Material supplied:
--*--

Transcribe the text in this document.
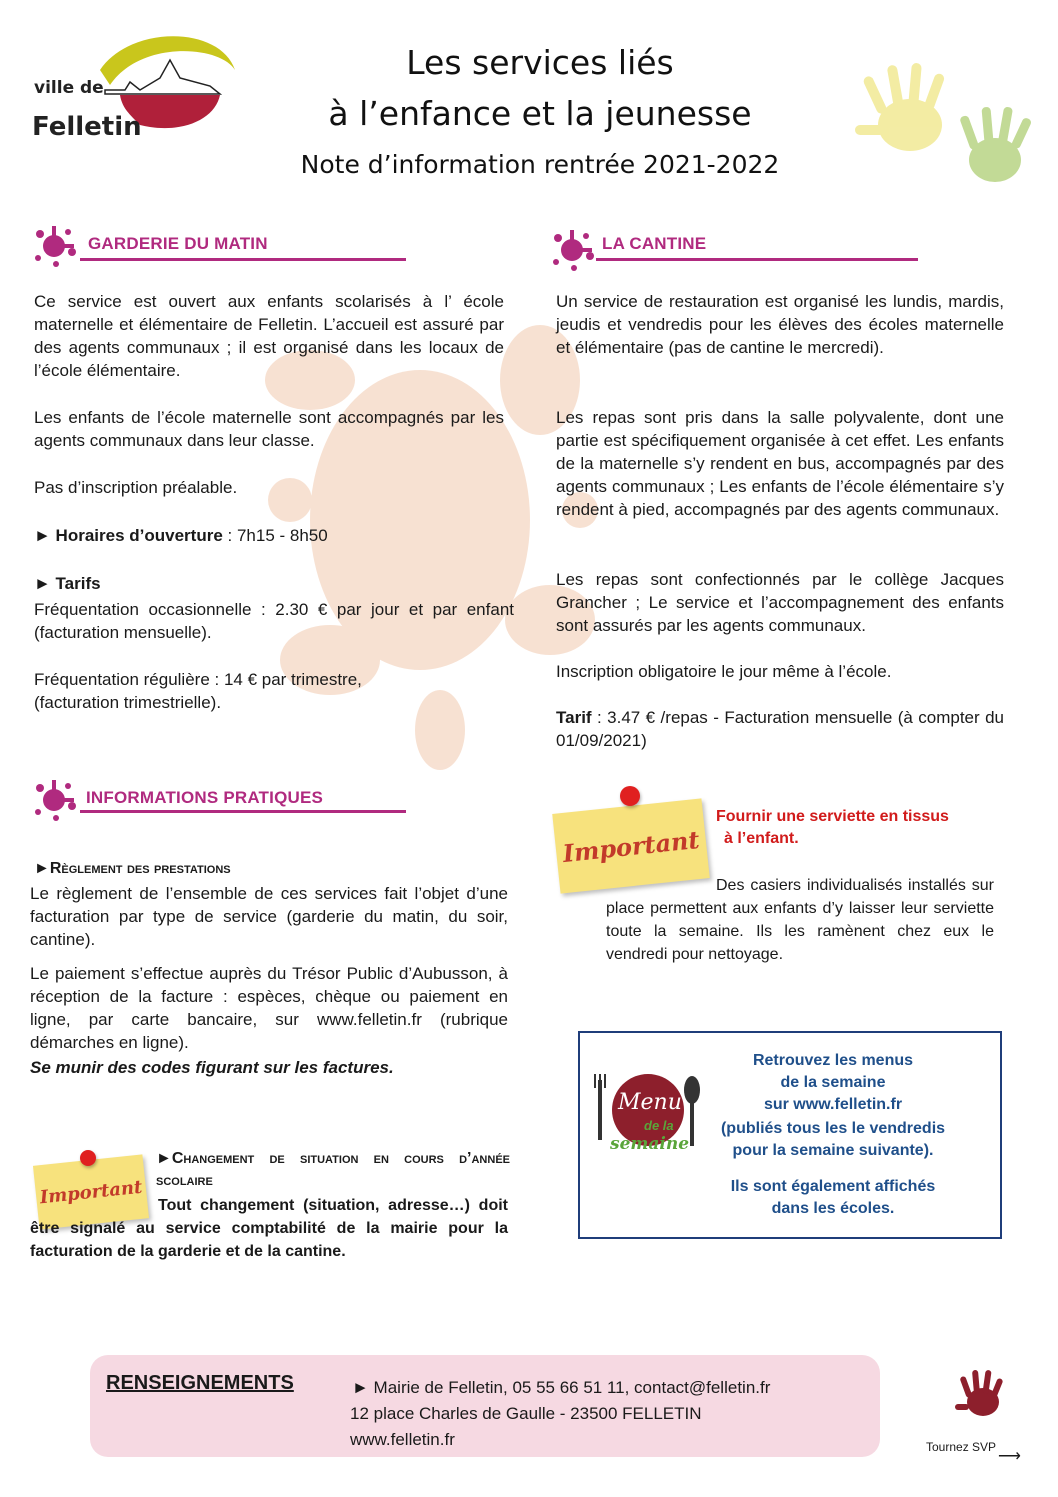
ville de
Felletin
Les services liés
à l’enfance et la jeunesse
Note d’information rentrée 2021-2022
GARDERIE DU MATIN
Ce service est ouvert aux enfants scolarisés à l’ école maternelle et élémentaire de Felletin. L’accueil est assuré par des agents communaux ; il est organisé dans les locaux de l’école élémentaire.
Les enfants de l’école maternelle sont accompagnés par les agents communaux dans leur classe.
Pas d’inscription préalable.
► Horaires d’ouverture : 7h15 - 8h50
► Tarifs
Fréquentation occasionnelle : 2.30 € par jour et par enfant (facturation mensuelle).
Fréquentation régulière : 14 € par trimestre, (facturation trimestrielle).
LA CANTINE
Un service de restauration est organisé les lundis, mardis, jeudis et vendredis pour les élèves des écoles maternelle et élémentaire (pas de cantine le mercredi).
Les repas sont pris dans la salle polyvalente, dont une partie est spécifiquement organisée à cet effet. Les enfants de la maternelle s’y rendent en bus, accompagnés par des agents communaux ; Les enfants de l’école élémentaire s’y rendent à pied, accompagnés par des agents communaux.
Les repas sont confectionnés par le collège Jacques Grancher ; Le service et l’accompagnement des enfants sont assurés par les agents communaux.
Inscription obligatoire le jour même à l’école.
Tarif : 3.47 € /repas - Facturation mensuelle (à compter du 01/09/2021)
Important
Fournir une serviette en tissus
à l’enfant.
Des casiers individualisés installés sur place permettent aux enfants d’y laisser leur serviette toute la semaine. Ils les ramènent chez eux le vendredi pour nettoyage.
INFORMATIONS PRATIQUES
►Règlement des prestations
Le règlement de l’ensemble de ces services fait l’objet d’une facturation par type de service (garderie du matin, du soir, cantine).
Le paiement s’effectue auprès du Trésor Public d’Aubusson, à réception de la facture : espèces, chèque ou paiement en ligne, par carte bancaire, sur www.felletin.fr (rubrique démarches en ligne).
Se munir des codes figurant sur les factures.
Important
►Changement de situation en cours d’année scolaire
Tout changement (situation, adresse…) doit être signalé au service comptabilité de la mairie pour la facturation de la garderie et de la cantine.
Menu
de la
semaine
Retrouvez les menus
de la semaine
sur www.felletin.fr
(publiés tous les le vendredis
pour la semaine suivante).
Ils sont également affichés
dans les écoles.
RENSEIGNEMENTS	► Mairie de Felletin, 05 55 66 51 11, contact@felletin.fr
12 place Charles de Gaulle - 23500 FELLETIN
www.felletin.fr	Tournez SVP
⟶
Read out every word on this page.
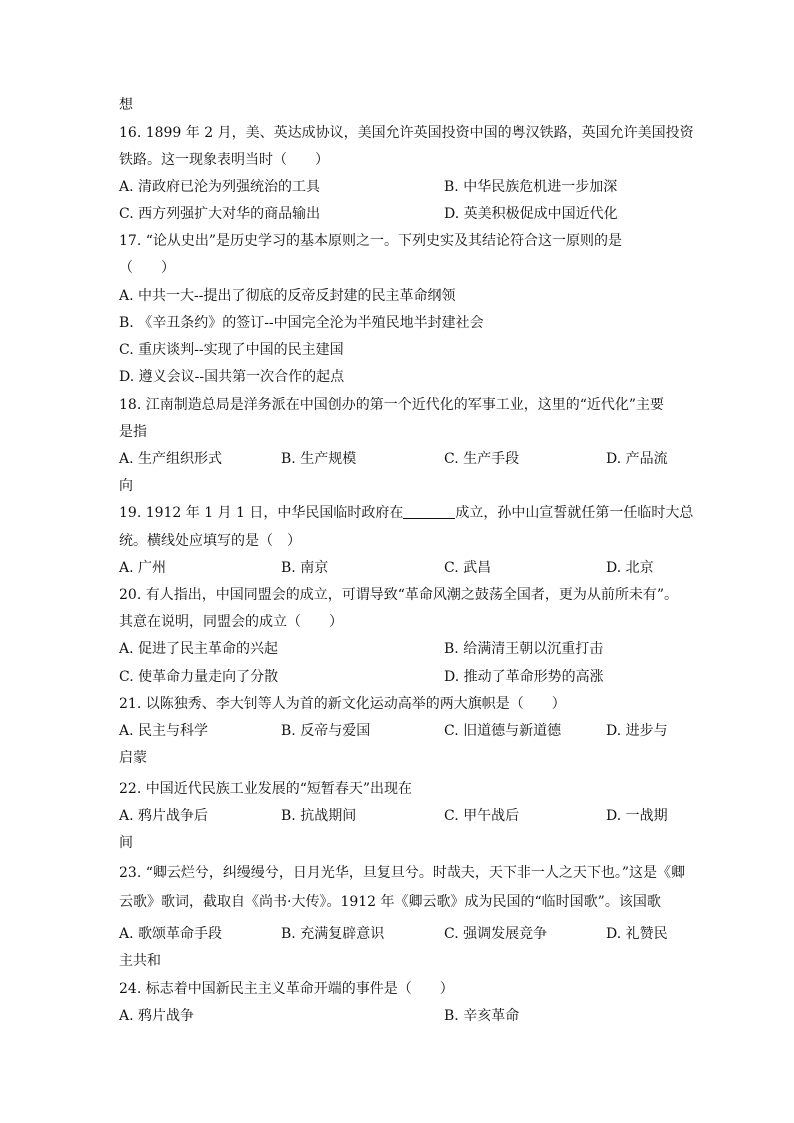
想
16. 1899 年 2 月，美、英达成协议，美国允许英国投资中国的粤汉铁路，英国允许美国投资
铁路。这一现象表明当时（　　）
A. 清政府已沦为列强统治的工具	B. 中华民族危机进一步加深
C. 西方列强扩大对华的商品输出	D. 英美积极促成中国近代化
17. “论从史出”是历史学习的基本原则之一。下列史实及其结论符合这一原则的是
（　　）
A. 中共一大--提出了彻底的反帝反封建的民主革命纲领
B. 《辛丑条约》的签订--中国完全沦为半殖民地半封建社会
C. 重庆谈判--实现了中国的民主建国
D. 遵义会议--国共第一次合作的起点
18. 江南制造总局是洋务派在中国创办的第一个近代化的军事工业，这里的“近代化”主要
是指
A. 生产组织形式	B. 生产规模	C. 生产手段	D. 产品流
向
19. 1912 年 1 月 1 日，中华民国临时政府在	成立，孙中山宣誓就任第一任临时大总
统。横线处应填写的是（　）
A. 广州	B. 南京	C. 武昌	D. 北京
20. 有人指出，中国同盟会的成立，可谓导致“革命风潮之鼓荡全国者，更为从前所未有”。
其意在说明，同盟会的成立（　　）
A. 促进了民主革命的兴起	B. 给满清王朝以沉重打击
C. 使革命力量走向了分散	D. 推动了革命形势的高涨
21. 以陈独秀、李大钊等人为首的新文化运动高举的两大旗帜是（　　）
A. 民主与科学	B. 反帝与爱国	C. 旧道德与新道德	D. 进步与
启蒙
22. 中国近代民族工业发展的“短暂春天”出现在
A. 鸦片战争后	B. 抗战期间	C. 甲午战后	D. 一战期
间
23. “卿云烂兮，纠缦缦兮，日月光华，旦复旦兮。时哉夫，天下非一人之天下也。”这是《卿
云歌》歌词，截取自《尚书·大传》。1912 年《卿云歌》成为民国的“临时国歌”。该国歌
A. 歌颂革命手段	B. 充满复辟意识	C. 强调发展竞争	D. 礼赞民
主共和
24. 标志着中国新民主主义革命开端的事件是（　　）
A. 鸦片战争	B. 辛亥革命
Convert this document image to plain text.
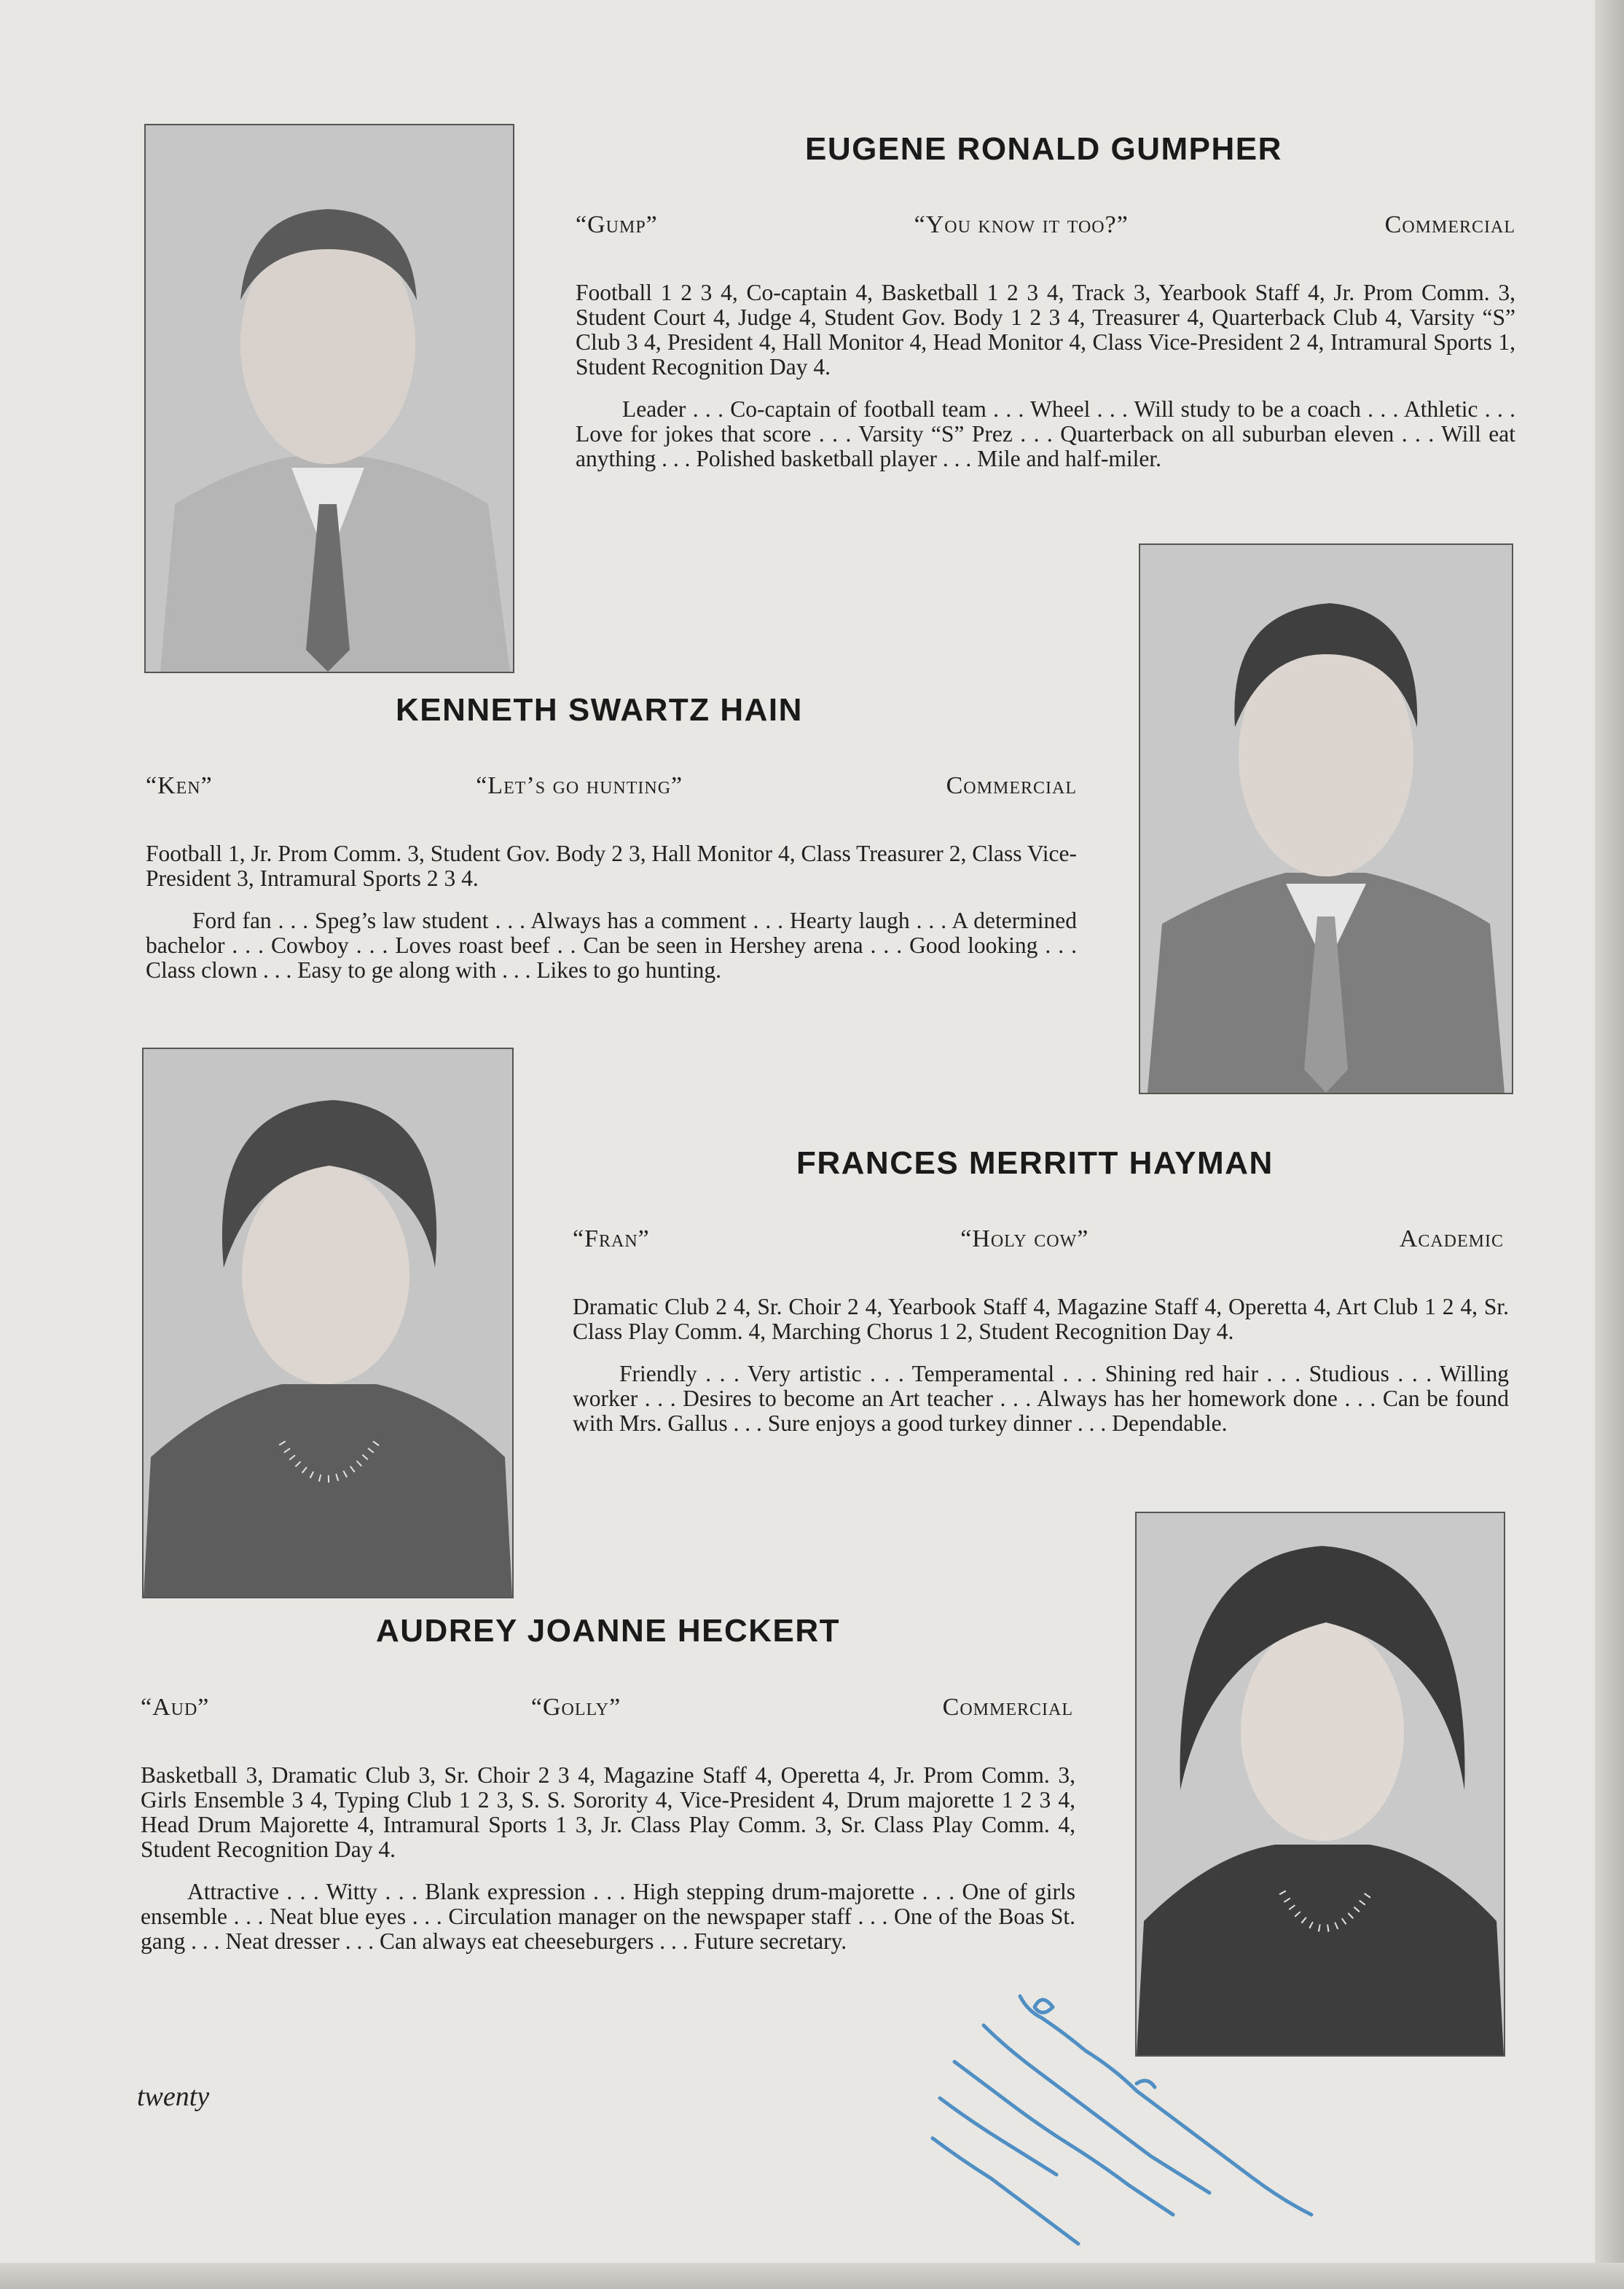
EUGENE RONALD GUMPHER
“Gump”	“You know it too?”	Commercial

Football 1 2 3 4, Co-captain 4, Basketball 1 2 3 4, Track 3, Yearbook Staff 4, Jr. Prom Comm. 3, Student Court 4, Judge 4, Student Gov. Body 1 2 3 4, Treasurer 4, Quarterback Club 4, Varsity “S” Club 3 4, President 4, Hall Monitor 4, Head Monitor 4, Class Vice-President 2 4, Intramural Sports 1, Student Recognition Day 4.

Leader . . . Co-captain of football team . . . Wheel . . . Will study to be a coach . . . Athletic . . . Love for jokes that score . . . Varsity “S” Prez . . . Quarterback on all suburban eleven . . . Will eat anything . . . Polished basketball player . . . Mile and half-miler.

KENNETH SWARTZ HAIN
“Ken”	“Let’s go hunting”	Commercial

Football 1, Jr. Prom Comm. 3, Student Gov. Body 2 3, Hall Monitor 4, Class Treasurer 2, Class Vice-President 3, Intramural Sports 2 3 4.

Ford fan . . . Speg’s law student . . . Always has a comment . . . Hearty laugh . . . A determined bachelor . . . Cowboy . . . Loves roast beef . . Can be seen in Hershey arena . . . Good looking . . . Class clown . . . Easy to ge along with . . . Likes to go hunting.

FRANCES MERRITT HAYMAN
“Fran”	“Holy cow”	Academic

Dramatic Club 2 4, Sr. Choir 2 4, Yearbook Staff 4, Magazine Staff 4, Operetta 4, Art Club 1 2 4, Sr. Class Play Comm. 4, Marching Chorus 1 2, Student Recognition Day 4.

Friendly . . . Very artistic . . . Temperamental . . . Shining red hair . . . Studious . . . Willing worker . . . Desires to become an Art teacher . . . Always has her homework done . . . Can be found with Mrs. Gallus . . . Sure enjoys a good turkey dinner . . . Dependable.

AUDREY JOANNE HECKERT
“Aud”	“Golly”	Commercial

Basketball 3, Dramatic Club 3, Sr. Choir 2 3 4, Magazine Staff 4, Operetta 4, Jr. Prom Comm. 3, Girls Ensemble 3 4, Typing Club 1 2 3, S. S. Sorority 4, Vice-President 4, Drum majorette 1 2 3 4, Head Drum Majorette 4, Intramural Sports 1 3, Jr. Class Play Comm. 3, Sr. Class Play Comm. 4, Student Recognition Day 4.

Attractive . . . Witty . . . Blank expression . . . High stepping drum-majorette . . . One of girls ensemble . . . Neat blue eyes . . . Circulation manager on the newspaper staff . . . One of the Boas St. gang . . . Neat dresser . . . Can always eat cheeseburgers . . . Future secretary.

twenty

--*--

What to work on:
Where a line in the entries holds the word "place", copy that line.

The result:
Des casiers individualisés installés sur place permettent aux enfants d’y laisser leur serviette toute la semaine. Ils les ramènent chez eux le vendredi pour nettoyage.
12 place Charles de Gaulle - 23500 FELLETIN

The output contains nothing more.